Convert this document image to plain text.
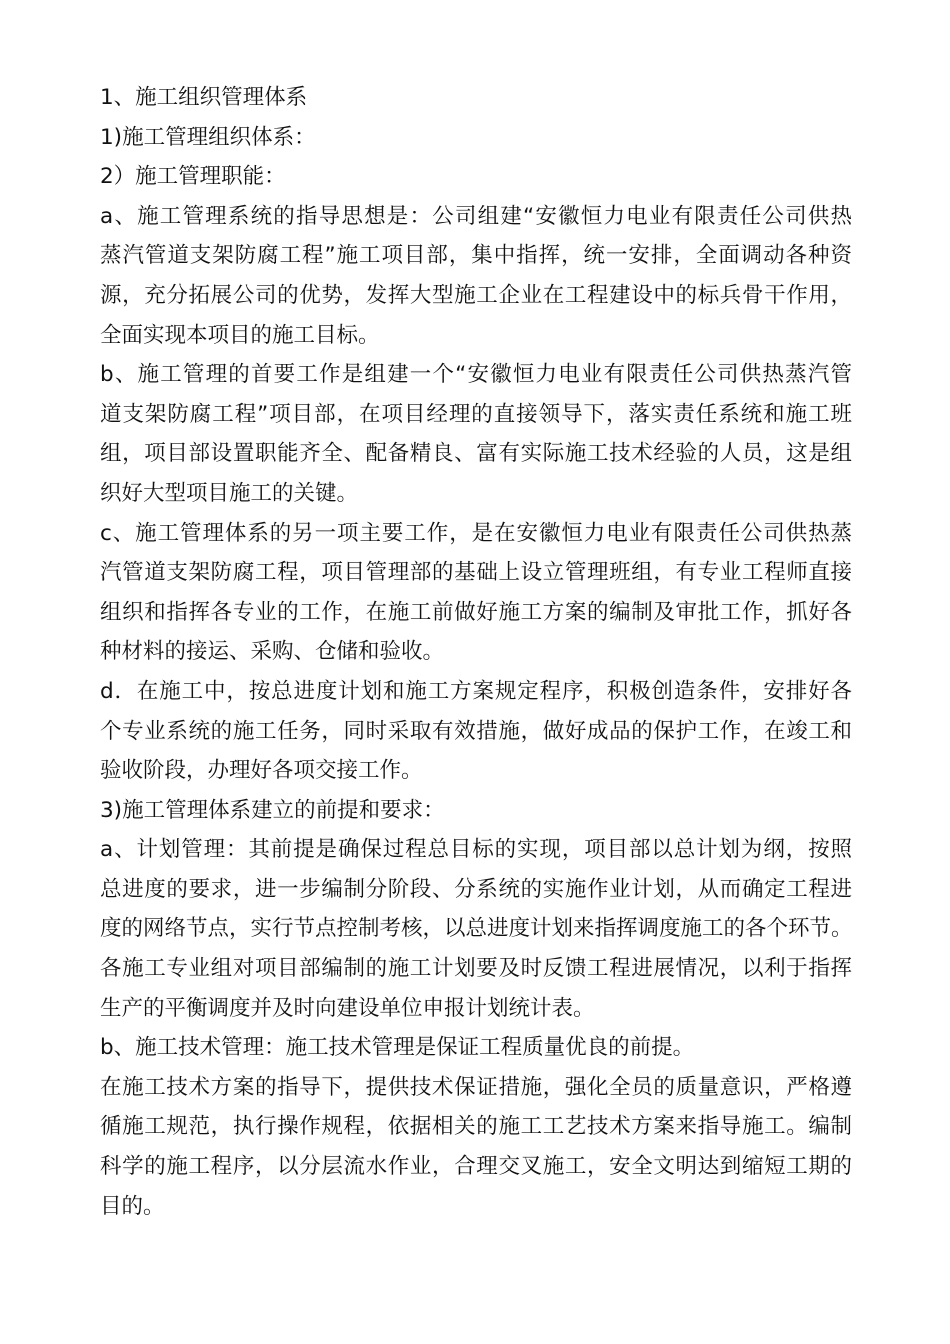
1、施工组织管理体系
1)施工管理组织体系：
2）施工管理职能：
a、施工管理系统的指导思想是：公司组建“安徽恒力电业有限责任公司供热
蒸汽管道支架防腐工程”施工项目部，集中指挥，统一安排，全面调动各种资
源，充分拓展公司的优势，发挥大型施工企业在工程建设中的标兵骨干作用，
全面实现本项目的施工目标。
b、施工管理的首要工作是组建一个“安徽恒力电业有限责任公司供热蒸汽管
道支架防腐工程”项目部，在项目经理的直接领导下，落实责任系统和施工班
组，项目部设置职能齐全、配备精良、富有实际施工技术经验的人员，这是组
织好大型项目施工的关键。
c、施工管理体系的另一项主要工作，是在安徽恒力电业有限责任公司供热蒸
汽管道支架防腐工程，项目管理部的基础上设立管理班组，有专业工程师直接
组织和指挥各专业的工作，在施工前做好施工方案的编制及审批工作，抓好各
种材料的接运、采购、仓储和验收。
d．在施工中，按总进度计划和施工方案规定程序，积极创造条件，安排好各
个专业系统的施工任务，同时采取有效措施，做好成品的保护工作，在竣工和
验收阶段，办理好各项交接工作。
3)施工管理体系建立的前提和要求：
a、计划管理：其前提是确保过程总目标的实现，项目部以总计划为纲，按照
总进度的要求，进一步编制分阶段、分系统的实施作业计划，从而确定工程进
度的网络节点，实行节点控制考核，以总进度计划来指挥调度施工的各个环节。
各施工专业组对项目部编制的施工计划要及时反馈工程进展情况，以利于指挥
生产的平衡调度并及时向建设单位申报计划统计表。
b、施工技术管理：施工技术管理是保证工程质量优良的前提。
在施工技术方案的指导下，提供技术保证措施，强化全员的质量意识，严格遵
循施工规范，执行操作规程，依据相关的施工工艺技术方案来指导施工。编制
科学的施工程序，以分层流水作业，合理交叉施工，安全文明达到缩短工期的
目的。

**Problem requirements:** Pictures are not part of the copy; output everything else in the records exactly.

**Response below:**
Convert this document image to plain text.
1、施工组织管理体系
1)施工管理组织体系：
2）施工管理职能：
a、施工管理系统的指导思想是：公司组建“安徽恒力电业有限责任公司供热
蒸汽管道支架防腐工程”施工项目部，集中指挥，统一安排，全面调动各种资
源，充分拓展公司的优势，发挥大型施工企业在工程建设中的标兵骨干作用，
全面实现本项目的施工目标。
b、施工管理的首要工作是组建一个“安徽恒力电业有限责任公司供热蒸汽管
道支架防腐工程”项目部，在项目经理的直接领导下，落实责任系统和施工班
组，项目部设置职能齐全、配备精良、富有实际施工技术经验的人员，这是组
织好大型项目施工的关键。
c、施工管理体系的另一项主要工作，是在安徽恒力电业有限责任公司供热蒸
汽管道支架防腐工程，项目管理部的基础上设立管理班组，有专业工程师直接
组织和指挥各专业的工作，在施工前做好施工方案的编制及审批工作，抓好各
种材料的接运、采购、仓储和验收。
d．在施工中，按总进度计划和施工方案规定程序，积极创造条件，安排好各
个专业系统的施工任务，同时采取有效措施，做好成品的保护工作，在竣工和
验收阶段，办理好各项交接工作。
3)施工管理体系建立的前提和要求：
a、计划管理：其前提是确保过程总目标的实现，项目部以总计划为纲，按照
总进度的要求，进一步编制分阶段、分系统的实施作业计划，从而确定工程进
度的网络节点，实行节点控制考核，以总进度计划来指挥调度施工的各个环节。
各施工专业组对项目部编制的施工计划要及时反馈工程进展情况，以利于指挥
生产的平衡调度并及时向建设单位申报计划统计表。
b、施工技术管理：施工技术管理是保证工程质量优良的前提。
在施工技术方案的指导下，提供技术保证措施，强化全员的质量意识，严格遵
循施工规范，执行操作规程，依据相关的施工工艺技术方案来指导施工。编制
科学的施工程序，以分层流水作业，合理交叉施工，安全文明达到缩短工期的
目的。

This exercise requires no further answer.